-- begin DATASET RECORDS --

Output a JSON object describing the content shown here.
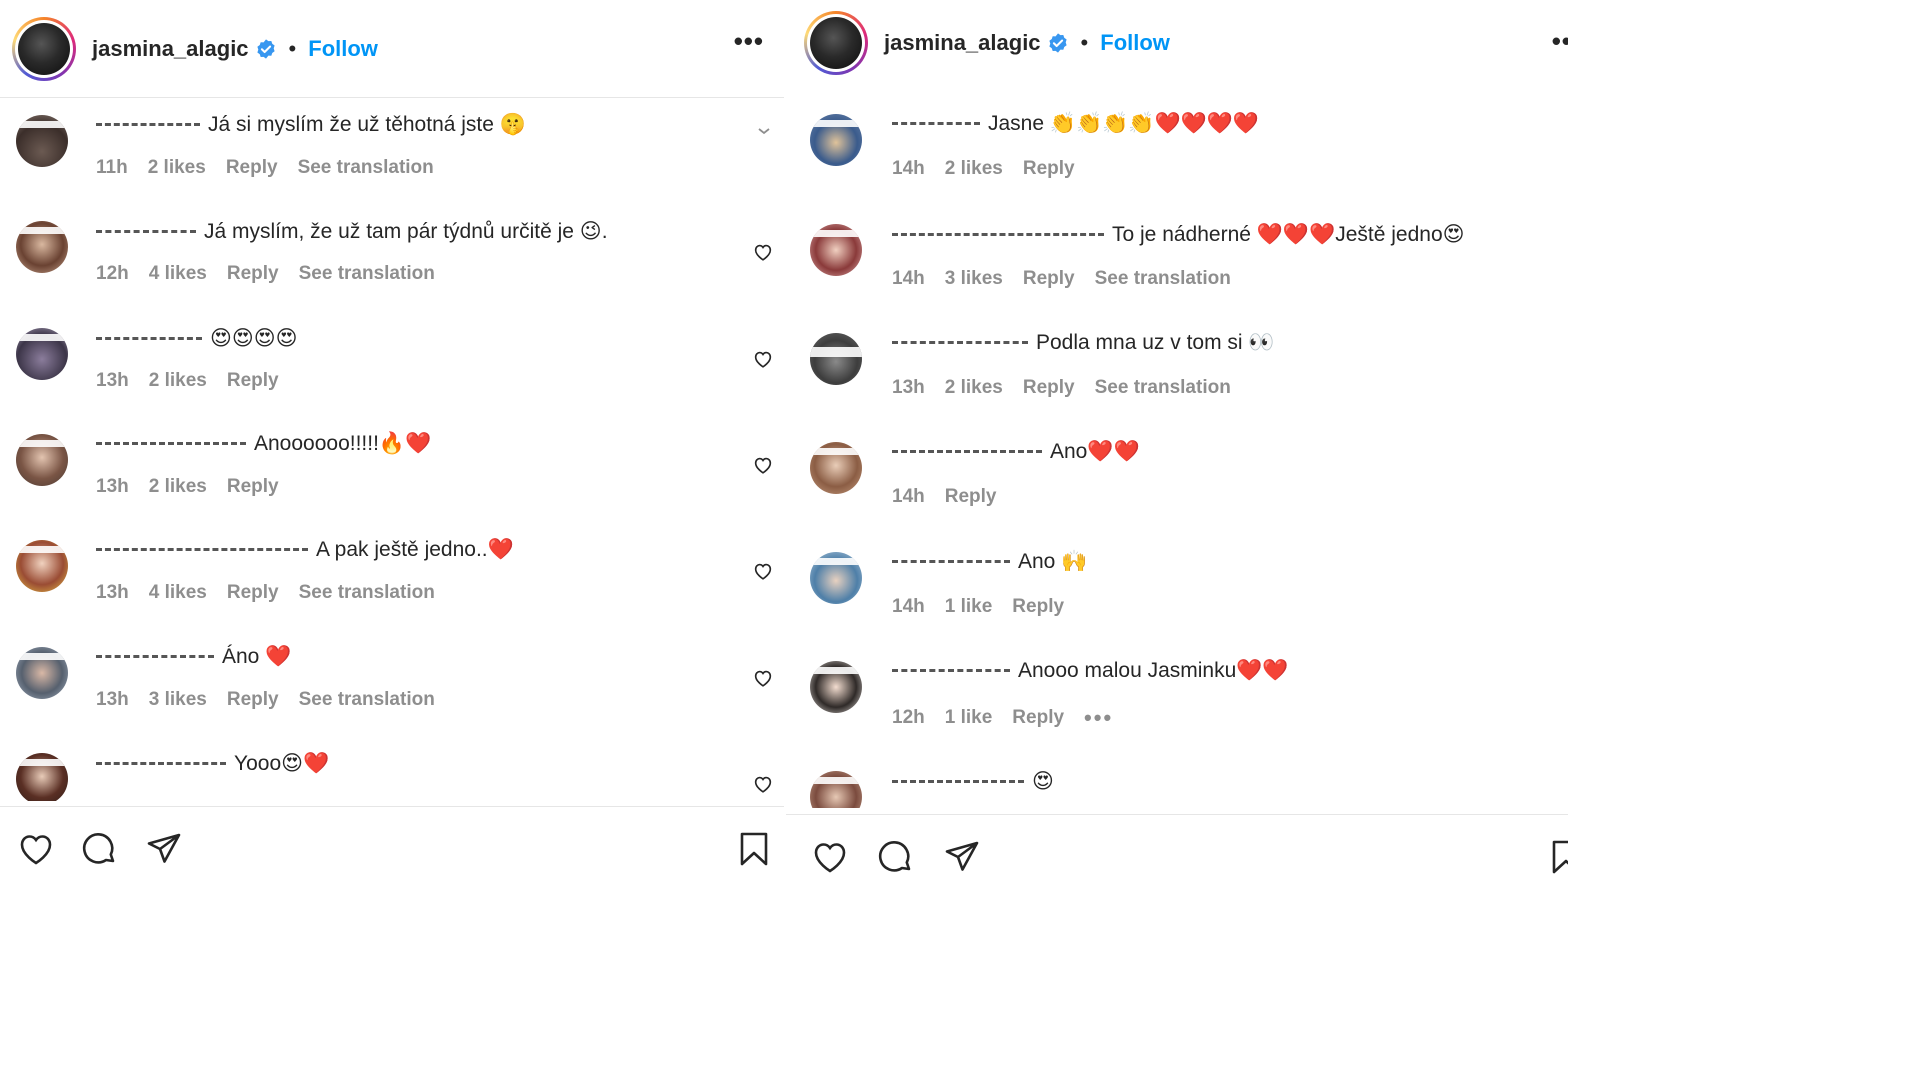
{
  "left": {
    "header": {
      "username": "jasmina_alagic",
      "separator": "•",
      "follow_label": "Follow",
      "more_label": "•••"
    },
    "comments": [
      {
        "text": "Já si myslím že už těhotná jste 🤫",
        "time": "11h",
        "likes": "2 likes",
        "reply": "Reply",
        "translate": "See translation"
      },
      {
        "text": "Já myslím, že už tam pár týdnů určitě je 😉.",
        "time": "12h",
        "likes": "4 likes",
        "reply": "Reply",
        "translate": "See translation"
      },
      {
        "text": "😍😍😍😍",
        "time": "13h",
        "likes": "2 likes",
        "reply": "Reply"
      },
      {
        "text": "Anoooooo!!!!!🔥❤️",
        "time": "13h",
        "likes": "2 likes",
        "reply": "Reply"
      },
      {
        "text": "A pak ještě jedno..❤️",
        "time": "13h",
        "likes": "4 likes",
        "reply": "Reply",
        "translate": "See translation"
      },
      {
        "text": "Áno ❤️",
        "time": "13h",
        "likes": "3 likes",
        "reply": "Reply",
        "translate": "See translation"
      },
      {
        "text": "Yooo😍❤️"
      }
    ]
  },
  "right": {
    "header": {
      "username": "jasmina_alagic",
      "separator": "•",
      "follow_label": "Follow",
      "more_label": "•••"
    },
    "comments": [
      {
        "text": "Jasne 👏👏👏👏❤️❤️❤️❤️",
        "time": "14h",
        "likes": "2 likes",
        "reply": "Reply"
      },
      {
        "text": "To je nádherné ❤️❤️❤️Ještě jedno😍",
        "time": "14h",
        "likes": "3 likes",
        "reply": "Reply",
        "translate": "See translation"
      },
      {
        "text": "Podla mna uz v tom si 👀",
        "time": "13h",
        "likes": "2 likes",
        "reply": "Reply",
        "translate": "See translation"
      },
      {
        "text": "Ano❤️❤️",
        "time": "14h",
        "reply": "Reply"
      },
      {
        "text": "Ano 🙌",
        "time": "14h",
        "likes": "1 like",
        "reply": "Reply"
      },
      {
        "text": "Anooo malou Jasminku❤️❤️",
        "time": "12h",
        "likes": "1 like",
        "reply": "Reply",
        "more": "•••"
      },
      {
        "text": "😍"
      }
    ]
  },
  "icons": {
    "verified": "verified-badge-icon",
    "heart": "heart-icon",
    "comment": "comment-icon",
    "share": "share-icon",
    "bookmark": "bookmark-icon",
    "chevron": "chevron-down-icon"
  },
  "colors": {
    "link": "#0095f6",
    "meta": "#8e8e8e",
    "text": "#262626"
  }
}
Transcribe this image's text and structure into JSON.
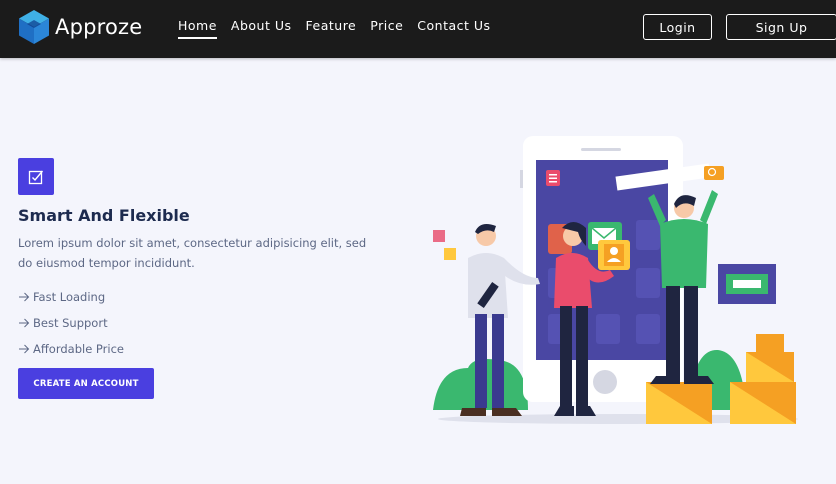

-- end DATASET RECORDS --

§ **SET TASK**
Write out the entries again, exactly as given, skipping any images.

§ **EXERCISE SOLUTION**
Output a JSON object describing the content shown here.
{
  "left": {
    "header": {
      "username": "jasmina_alagic",
      "separator": "•",
      "follow_label": "Follow",
      "more_label": "•••"
    },
    "comments": [
      {
        "text": "Já si myslím že už těhotná jste 🤫",
        "time": "11h",
        "likes": "2 likes",
        "reply": "Reply",
        "translate": "See translation"
      },
      {
        "text": "Já myslím, že už tam pár týdnů určitě je 😉.",
        "time": "12h",
        "likes": "4 likes",
        "reply": "Reply",
        "translate": "See translation"
      },
      {
        "text": "😍😍😍😍",
        "time": "13h",
        "likes": "2 likes",
        "reply": "Reply"
      },
      {
        "text": "Anoooooo!!!!!🔥❤️",
        "time": "13h",
        "likes": "2 likes",
        "reply": "Reply"
      },
      {
        "text": "A pak ještě jedno..❤️",
        "time": "13h",
        "likes": "4 likes",
        "reply": "Reply",
        "translate": "See translation"
      },
      {
        "text": "Áno ❤️",
        "time": "13h",
        "likes": "3 likes",
        "reply": "Reply",
        "translate": "See translation"
      },
      {
        "text": "Yooo😍❤️"
      }
    ]
  },
  "right": {
    "header": {
      "username": "jasmina_alagic",
      "separator": "•",
      "follow_label": "Follow",
      "more_label": "•••"
    },
    "comments": [
      {
        "text": "Jasne 👏👏👏👏❤️❤️❤️❤️",
        "time": "14h",
        "likes": "2 likes",
        "reply": "Reply"
      },
      {
        "text": "To je nádherné ❤️❤️❤️Ještě jedno😍",
        "time": "14h",
        "likes": "3 likes",
        "reply": "Reply",
        "translate": "See translation"
      },
      {
        "text": "Podla mna uz v tom si 👀",
        "time": "13h",
        "likes": "2 likes",
        "reply": "Reply",
        "translate": "See translation"
      },
      {
        "text": "Ano❤️❤️",
        "time": "14h",
        "reply": "Reply"
      },
      {
        "text": "Ano 🙌",
        "time": "14h",
        "likes": "1 like",
        "reply": "Reply"
      },
      {
        "text": "Anooo malou Jasminku❤️❤️",
        "time": "12h",
        "likes": "1 like",
        "reply": "Reply",
        "more": "•••"
      },
      {
        "text": "😍"
      }
    ]
  },
  "icons": {
    "verified": "verified-badge-icon",
    "heart": "heart-icon",
    "comment": "comment-icon",
    "share": "share-icon",
    "bookmark": "bookmark-icon",
    "chevron": "chevron-down-icon"
  },
  "colors": {
    "link": "#0095f6",
    "meta": "#8e8e8e",
    "text": "#262626"
  }
}
Transcribe this image's text and structure into JSON.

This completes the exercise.